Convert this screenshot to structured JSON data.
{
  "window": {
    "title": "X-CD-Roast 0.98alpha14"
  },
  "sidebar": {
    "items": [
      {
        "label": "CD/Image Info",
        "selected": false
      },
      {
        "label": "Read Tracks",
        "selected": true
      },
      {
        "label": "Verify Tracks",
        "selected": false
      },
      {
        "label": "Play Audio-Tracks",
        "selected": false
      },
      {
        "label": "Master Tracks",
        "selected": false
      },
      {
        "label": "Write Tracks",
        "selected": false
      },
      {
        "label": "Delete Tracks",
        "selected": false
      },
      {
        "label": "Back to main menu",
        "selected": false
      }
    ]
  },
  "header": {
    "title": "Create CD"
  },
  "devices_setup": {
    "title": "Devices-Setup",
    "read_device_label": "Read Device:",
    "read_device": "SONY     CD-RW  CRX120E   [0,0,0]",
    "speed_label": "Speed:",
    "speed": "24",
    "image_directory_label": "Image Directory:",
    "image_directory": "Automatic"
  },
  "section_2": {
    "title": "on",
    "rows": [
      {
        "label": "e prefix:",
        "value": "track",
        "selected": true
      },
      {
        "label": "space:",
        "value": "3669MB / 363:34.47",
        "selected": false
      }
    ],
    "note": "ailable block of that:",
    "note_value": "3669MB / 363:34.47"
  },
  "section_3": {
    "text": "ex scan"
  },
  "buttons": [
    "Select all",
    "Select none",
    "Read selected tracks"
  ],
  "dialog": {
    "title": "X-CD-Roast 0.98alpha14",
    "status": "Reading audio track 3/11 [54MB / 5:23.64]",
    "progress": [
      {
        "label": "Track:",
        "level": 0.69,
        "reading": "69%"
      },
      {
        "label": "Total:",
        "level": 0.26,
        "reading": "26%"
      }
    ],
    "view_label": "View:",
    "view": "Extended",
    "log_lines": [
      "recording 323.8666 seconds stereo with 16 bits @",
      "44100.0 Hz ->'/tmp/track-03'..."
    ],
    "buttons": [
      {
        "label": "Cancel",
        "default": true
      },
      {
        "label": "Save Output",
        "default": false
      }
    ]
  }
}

**Aim of the task:** Exact output of every entry is required.

**Completed task:**
Convert this screenshot to structured JSON data.
{
  "window": {
    "title": "X-CD-Roast 0.98alpha14"
  },
  "sidebar": {
    "items": [
      {
        "label": "CD/Image Info",
        "selected": false
      },
      {
        "label": "Read Tracks",
        "selected": true
      },
      {
        "label": "Verify Tracks",
        "selected": false
      },
      {
        "label": "Play Audio-Tracks",
        "selected": false
      },
      {
        "label": "Master Tracks",
        "selected": false
      },
      {
        "label": "Write Tracks",
        "selected": false
      },
      {
        "label": "Delete Tracks",
        "selected": false
      },
      {
        "label": "Back to main menu",
        "selected": false
      }
    ]
  },
  "header": {
    "title": "Create CD"
  },
  "devices_setup": {
    "title": "Devices-Setup",
    "read_device_label": "Read Device:",
    "read_device": "SONY     CD-RW  CRX120E   [0,0,0]",
    "speed_label": "Speed:",
    "speed": "24",
    "image_directory_label": "Image Directory:",
    "image_directory": "Automatic"
  },
  "section_2": {
    "title": "on",
    "rows": [
      {
        "label": "e prefix:",
        "value": "track",
        "selected": true
      },
      {
        "label": "space:",
        "value": "3669MB / 363:34.47",
        "selected": false
      }
    ],
    "note": "ailable block of that:",
    "note_value": "3669MB / 363:34.47"
  },
  "section_3": {
    "text": "ex scan"
  },
  "buttons": [
    "Select all",
    "Select none",
    "Read selected tracks"
  ],
  "dialog": {
    "title": "X-CD-Roast 0.98alpha14",
    "status": "Reading audio track 3/11 [54MB / 5:23.64]",
    "progress": [
      {
        "label": "Track:",
        "level": 0.69,
        "reading": "69%"
      },
      {
        "label": "Total:",
        "level": 0.26,
        "reading": "26%"
      }
    ],
    "view_label": "View:",
    "view": "Extended",
    "log_lines": [
      "recording 323.8666 seconds stereo with 16 bits @",
      "44100.0 Hz ->'/tmp/track-03'..."
    ],
    "buttons": [
      {
        "label": "Cancel",
        "default": true
      },
      {
        "label": "Save Output",
        "default": false
      }
    ]
  }
}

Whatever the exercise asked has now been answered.